- Extracted data
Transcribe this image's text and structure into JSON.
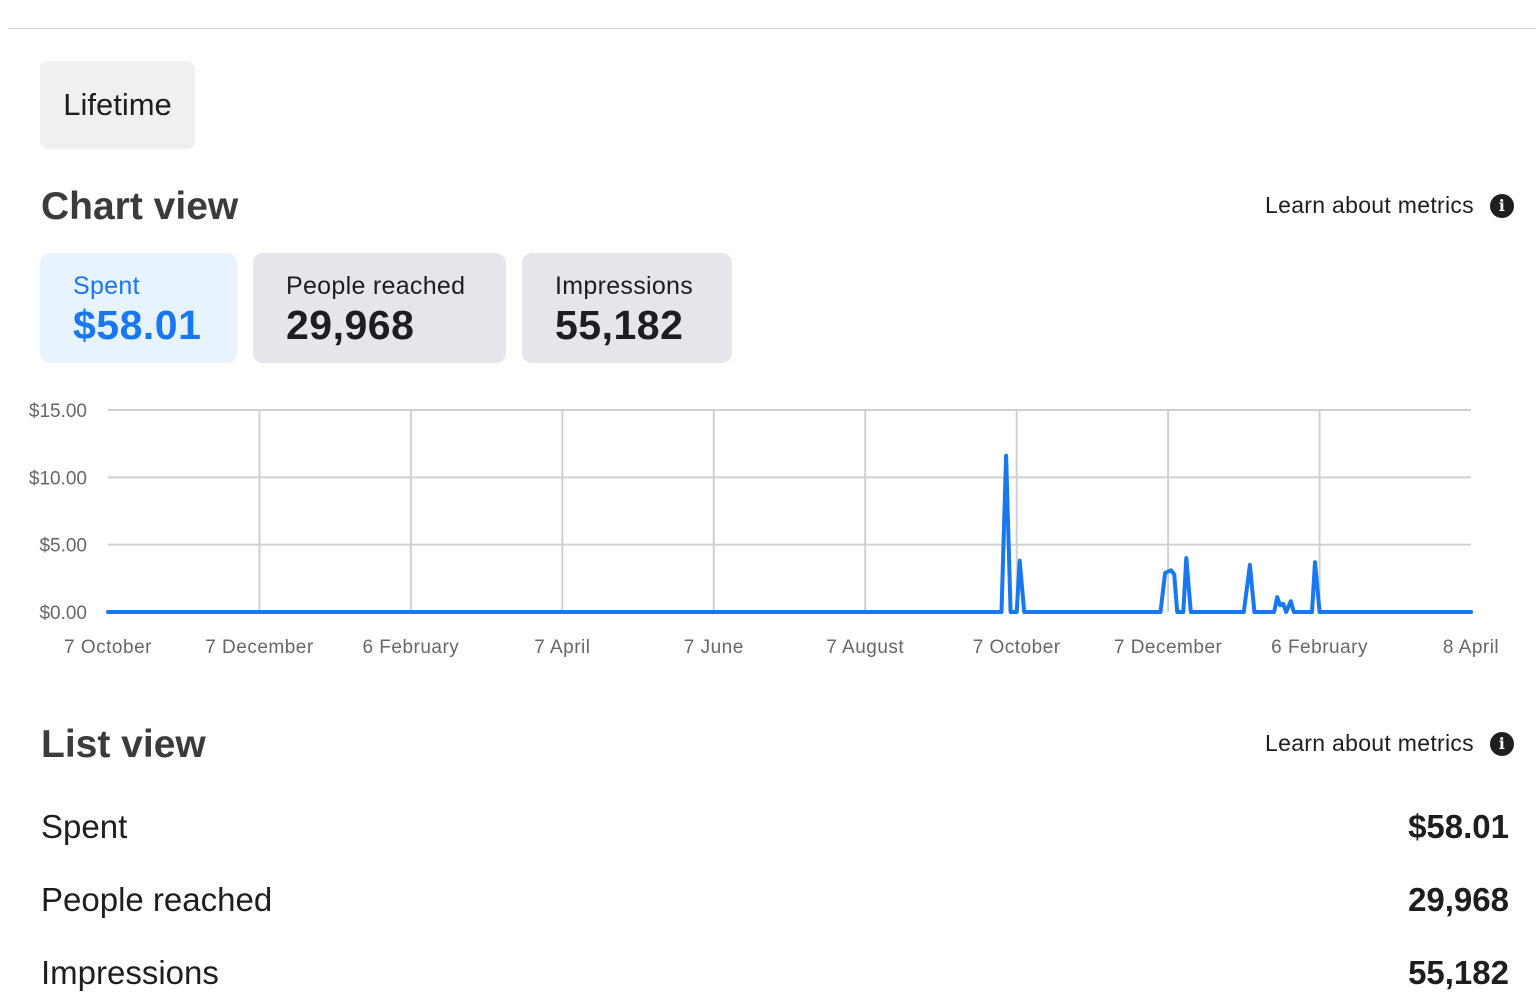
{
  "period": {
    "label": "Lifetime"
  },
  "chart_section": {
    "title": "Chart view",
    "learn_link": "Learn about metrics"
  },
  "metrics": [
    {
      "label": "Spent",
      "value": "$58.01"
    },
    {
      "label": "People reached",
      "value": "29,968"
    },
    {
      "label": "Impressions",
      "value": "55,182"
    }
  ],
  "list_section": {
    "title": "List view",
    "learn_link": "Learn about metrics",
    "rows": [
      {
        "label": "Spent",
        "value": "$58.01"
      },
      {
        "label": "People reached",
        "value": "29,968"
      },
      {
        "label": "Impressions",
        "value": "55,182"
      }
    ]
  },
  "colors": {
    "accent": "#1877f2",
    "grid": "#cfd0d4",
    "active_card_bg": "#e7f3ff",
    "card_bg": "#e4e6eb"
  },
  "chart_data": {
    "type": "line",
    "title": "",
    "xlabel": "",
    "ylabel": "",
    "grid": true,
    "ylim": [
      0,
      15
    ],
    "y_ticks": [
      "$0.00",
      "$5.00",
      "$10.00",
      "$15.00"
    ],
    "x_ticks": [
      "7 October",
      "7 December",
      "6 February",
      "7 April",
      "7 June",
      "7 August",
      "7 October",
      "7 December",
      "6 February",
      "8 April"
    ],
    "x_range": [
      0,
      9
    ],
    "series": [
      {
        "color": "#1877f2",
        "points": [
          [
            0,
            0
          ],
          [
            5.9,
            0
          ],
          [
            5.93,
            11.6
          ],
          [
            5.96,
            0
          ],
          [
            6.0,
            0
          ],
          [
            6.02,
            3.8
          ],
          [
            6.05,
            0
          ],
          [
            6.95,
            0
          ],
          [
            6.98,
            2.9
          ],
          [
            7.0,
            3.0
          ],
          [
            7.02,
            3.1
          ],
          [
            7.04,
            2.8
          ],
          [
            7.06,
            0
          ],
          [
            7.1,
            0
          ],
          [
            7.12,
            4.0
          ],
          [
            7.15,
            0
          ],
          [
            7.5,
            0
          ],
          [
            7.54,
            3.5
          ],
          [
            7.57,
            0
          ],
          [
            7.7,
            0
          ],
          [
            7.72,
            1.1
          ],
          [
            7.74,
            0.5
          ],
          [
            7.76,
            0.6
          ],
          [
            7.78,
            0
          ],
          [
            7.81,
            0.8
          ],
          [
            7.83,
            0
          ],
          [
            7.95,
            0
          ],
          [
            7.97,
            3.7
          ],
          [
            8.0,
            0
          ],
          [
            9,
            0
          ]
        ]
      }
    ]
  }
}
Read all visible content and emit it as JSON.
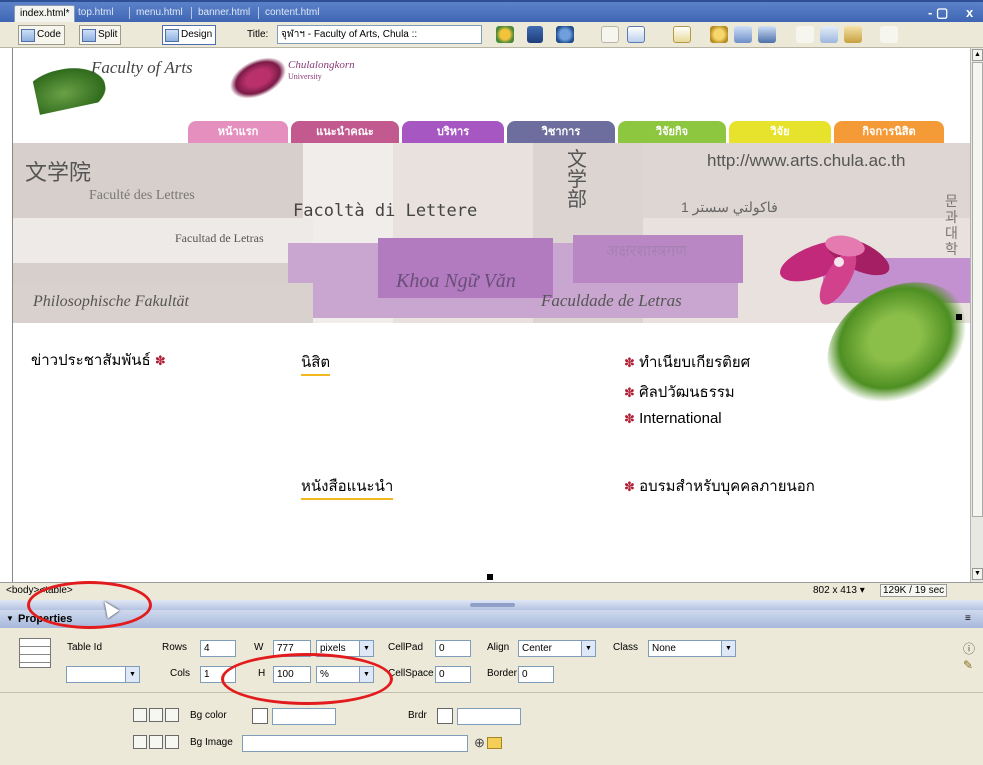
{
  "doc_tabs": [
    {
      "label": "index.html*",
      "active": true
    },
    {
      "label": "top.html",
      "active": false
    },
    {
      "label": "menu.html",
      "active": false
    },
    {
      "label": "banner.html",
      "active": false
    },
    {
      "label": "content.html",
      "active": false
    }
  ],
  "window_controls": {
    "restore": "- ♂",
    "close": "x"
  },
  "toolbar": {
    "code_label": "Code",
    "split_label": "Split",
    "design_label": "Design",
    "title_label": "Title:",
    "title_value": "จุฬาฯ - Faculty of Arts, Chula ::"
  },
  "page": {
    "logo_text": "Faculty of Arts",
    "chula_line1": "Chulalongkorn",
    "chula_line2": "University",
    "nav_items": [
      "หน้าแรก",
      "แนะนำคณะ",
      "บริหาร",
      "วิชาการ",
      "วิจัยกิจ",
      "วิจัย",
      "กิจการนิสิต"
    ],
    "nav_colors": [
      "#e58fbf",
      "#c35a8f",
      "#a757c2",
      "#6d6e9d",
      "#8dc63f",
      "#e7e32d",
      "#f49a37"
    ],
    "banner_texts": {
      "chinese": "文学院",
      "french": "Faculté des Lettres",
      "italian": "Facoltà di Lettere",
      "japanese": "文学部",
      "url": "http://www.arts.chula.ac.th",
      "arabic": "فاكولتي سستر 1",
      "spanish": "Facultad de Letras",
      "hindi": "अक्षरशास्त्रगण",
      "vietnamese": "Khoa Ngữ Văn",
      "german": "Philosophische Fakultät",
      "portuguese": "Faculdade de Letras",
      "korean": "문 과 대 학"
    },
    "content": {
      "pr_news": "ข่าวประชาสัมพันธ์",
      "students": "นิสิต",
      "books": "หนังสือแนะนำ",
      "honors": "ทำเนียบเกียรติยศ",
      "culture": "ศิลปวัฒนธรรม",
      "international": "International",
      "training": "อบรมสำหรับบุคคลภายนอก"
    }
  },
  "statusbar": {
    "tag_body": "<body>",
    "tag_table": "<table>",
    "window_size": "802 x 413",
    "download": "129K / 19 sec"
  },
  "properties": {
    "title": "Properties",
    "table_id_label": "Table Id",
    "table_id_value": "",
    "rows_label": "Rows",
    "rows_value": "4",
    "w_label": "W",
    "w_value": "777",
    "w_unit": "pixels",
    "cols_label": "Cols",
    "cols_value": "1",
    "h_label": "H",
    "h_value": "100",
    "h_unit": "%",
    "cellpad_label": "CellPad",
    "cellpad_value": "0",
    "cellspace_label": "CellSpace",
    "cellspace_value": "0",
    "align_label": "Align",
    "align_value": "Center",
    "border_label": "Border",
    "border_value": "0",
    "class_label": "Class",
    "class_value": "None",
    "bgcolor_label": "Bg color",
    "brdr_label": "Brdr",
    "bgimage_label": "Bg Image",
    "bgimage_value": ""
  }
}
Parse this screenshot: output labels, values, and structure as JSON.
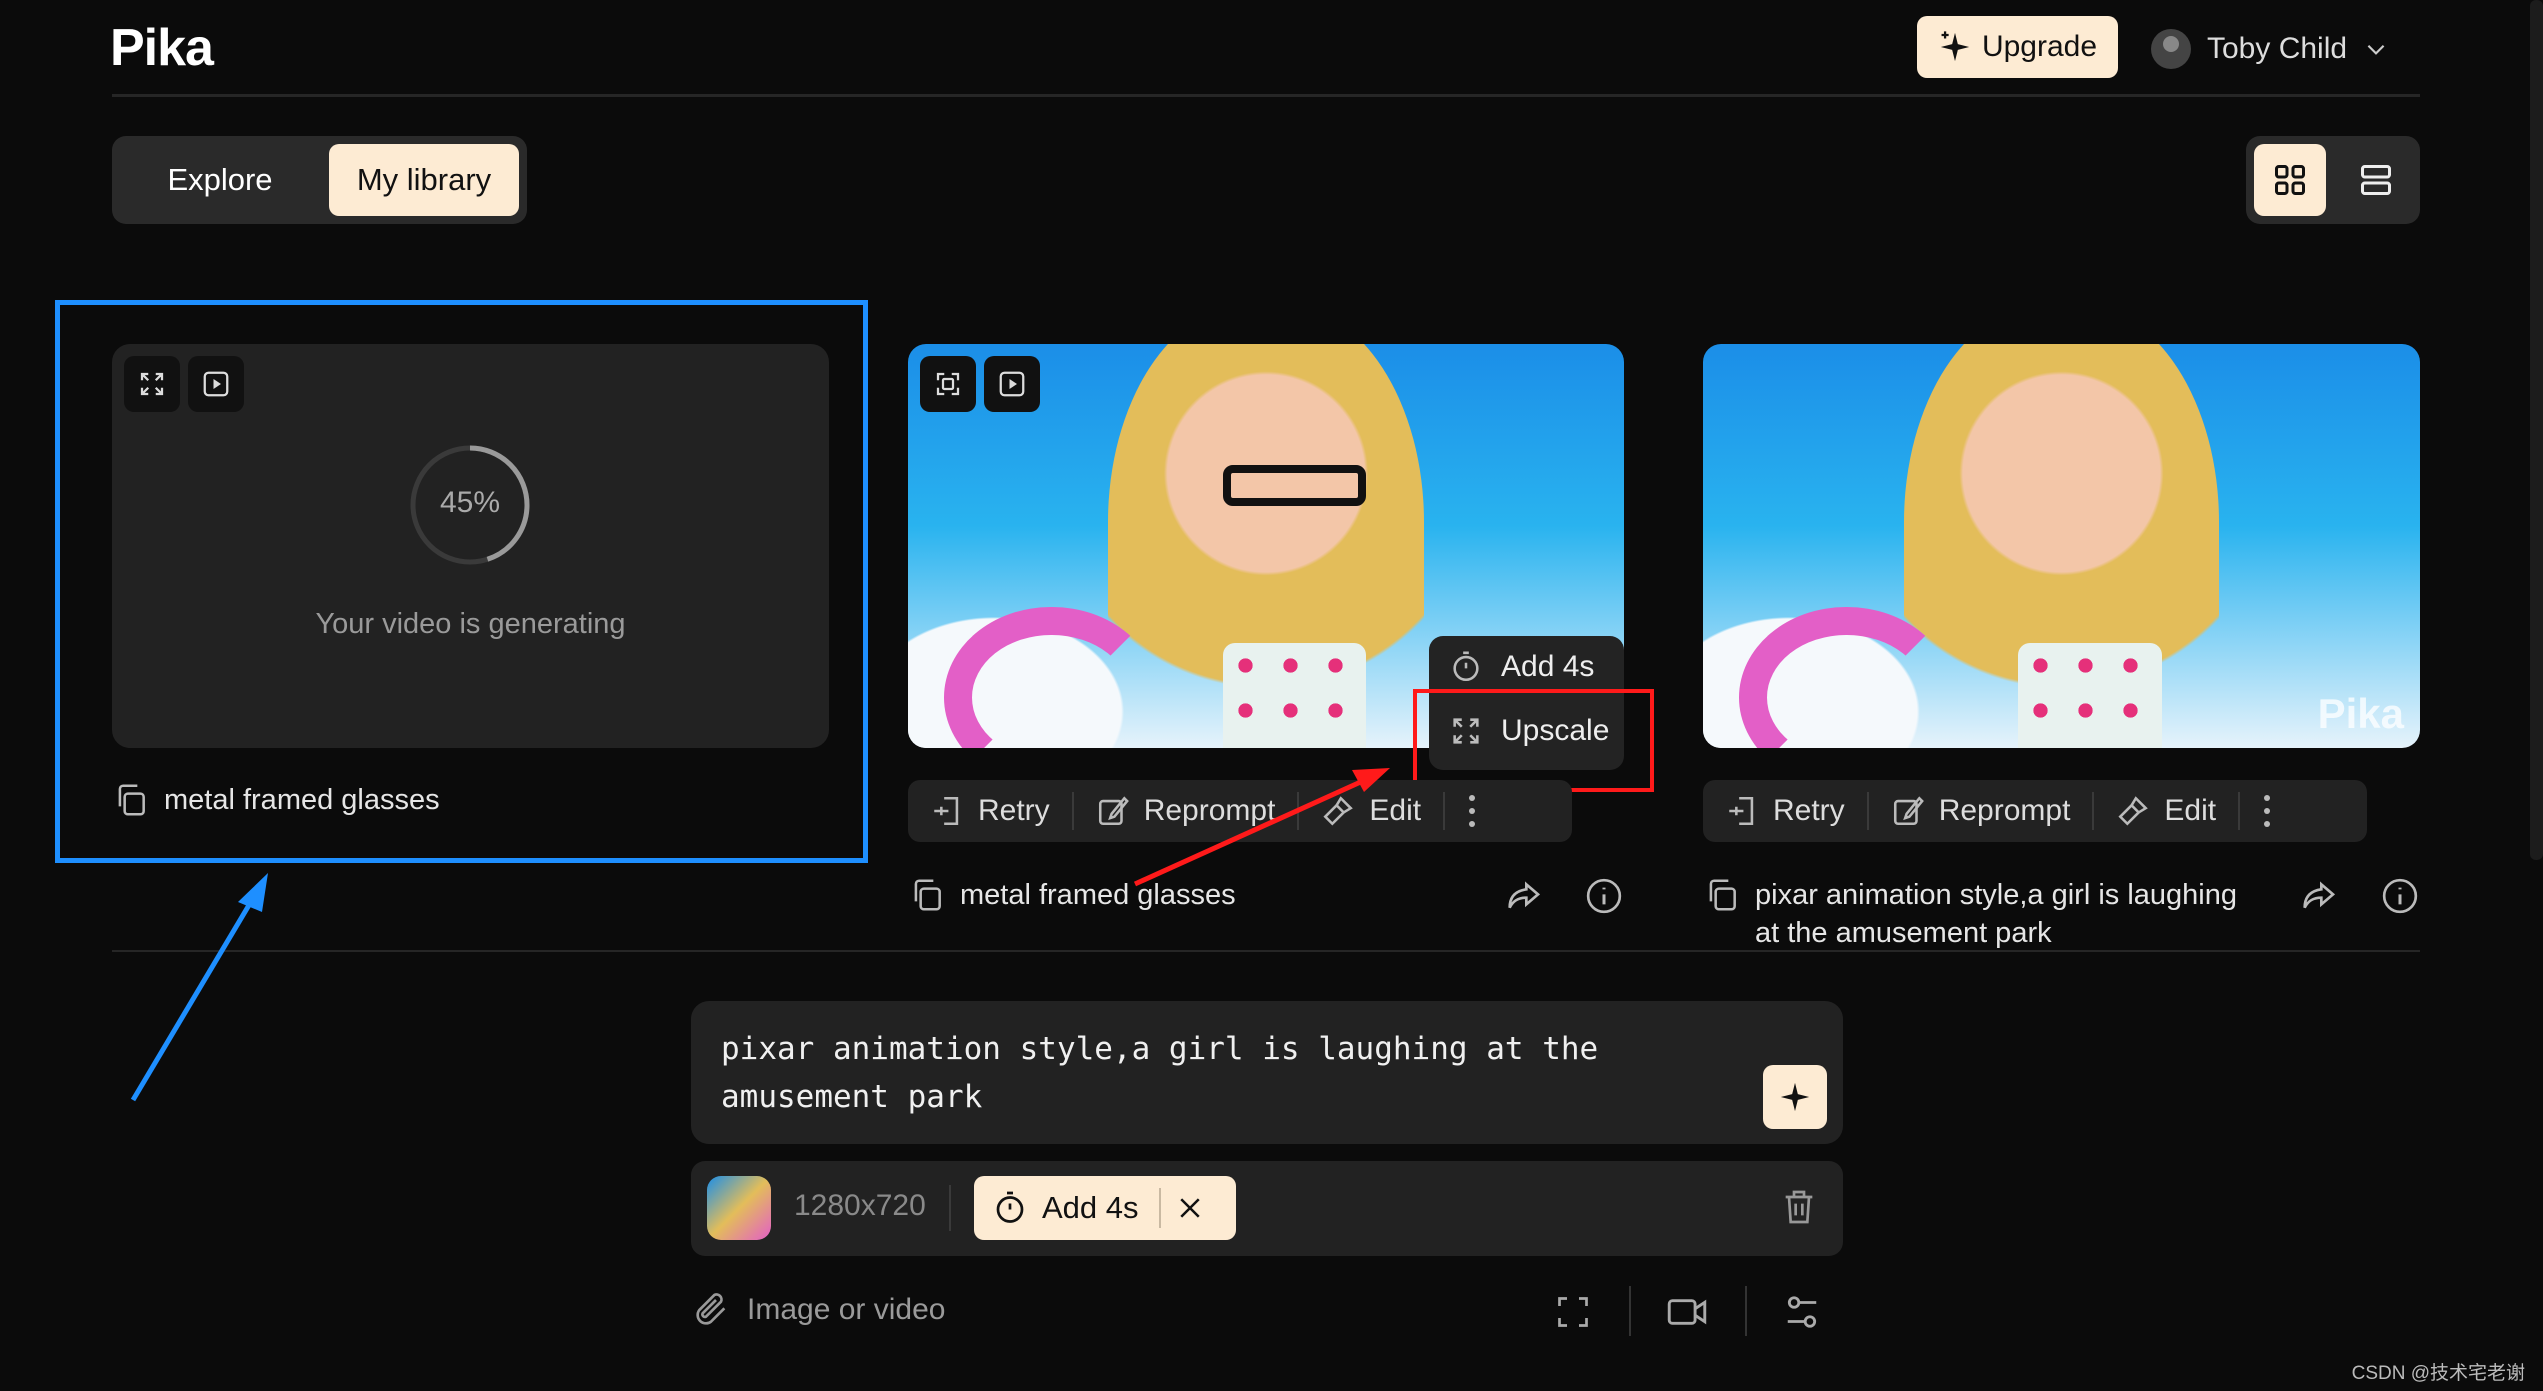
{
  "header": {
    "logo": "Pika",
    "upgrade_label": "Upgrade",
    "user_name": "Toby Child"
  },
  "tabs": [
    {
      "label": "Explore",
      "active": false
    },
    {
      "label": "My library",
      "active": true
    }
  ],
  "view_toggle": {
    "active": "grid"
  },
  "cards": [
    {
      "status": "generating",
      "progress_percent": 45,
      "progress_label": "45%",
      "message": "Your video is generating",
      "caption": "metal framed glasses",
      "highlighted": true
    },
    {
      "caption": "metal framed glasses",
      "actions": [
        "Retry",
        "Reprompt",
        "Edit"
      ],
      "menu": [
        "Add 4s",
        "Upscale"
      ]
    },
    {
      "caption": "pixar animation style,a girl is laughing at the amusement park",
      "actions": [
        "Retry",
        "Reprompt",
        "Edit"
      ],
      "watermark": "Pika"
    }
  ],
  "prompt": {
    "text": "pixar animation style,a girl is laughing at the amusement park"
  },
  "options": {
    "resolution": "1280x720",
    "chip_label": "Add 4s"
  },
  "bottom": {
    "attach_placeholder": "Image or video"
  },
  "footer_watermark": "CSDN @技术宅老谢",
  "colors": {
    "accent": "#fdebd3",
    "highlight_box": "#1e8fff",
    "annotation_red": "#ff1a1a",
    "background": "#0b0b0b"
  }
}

- To do
Scan the records above for the string "generating", then report every line that contains it.

- The result
      "status": "generating",
      "message": "Your video is generating",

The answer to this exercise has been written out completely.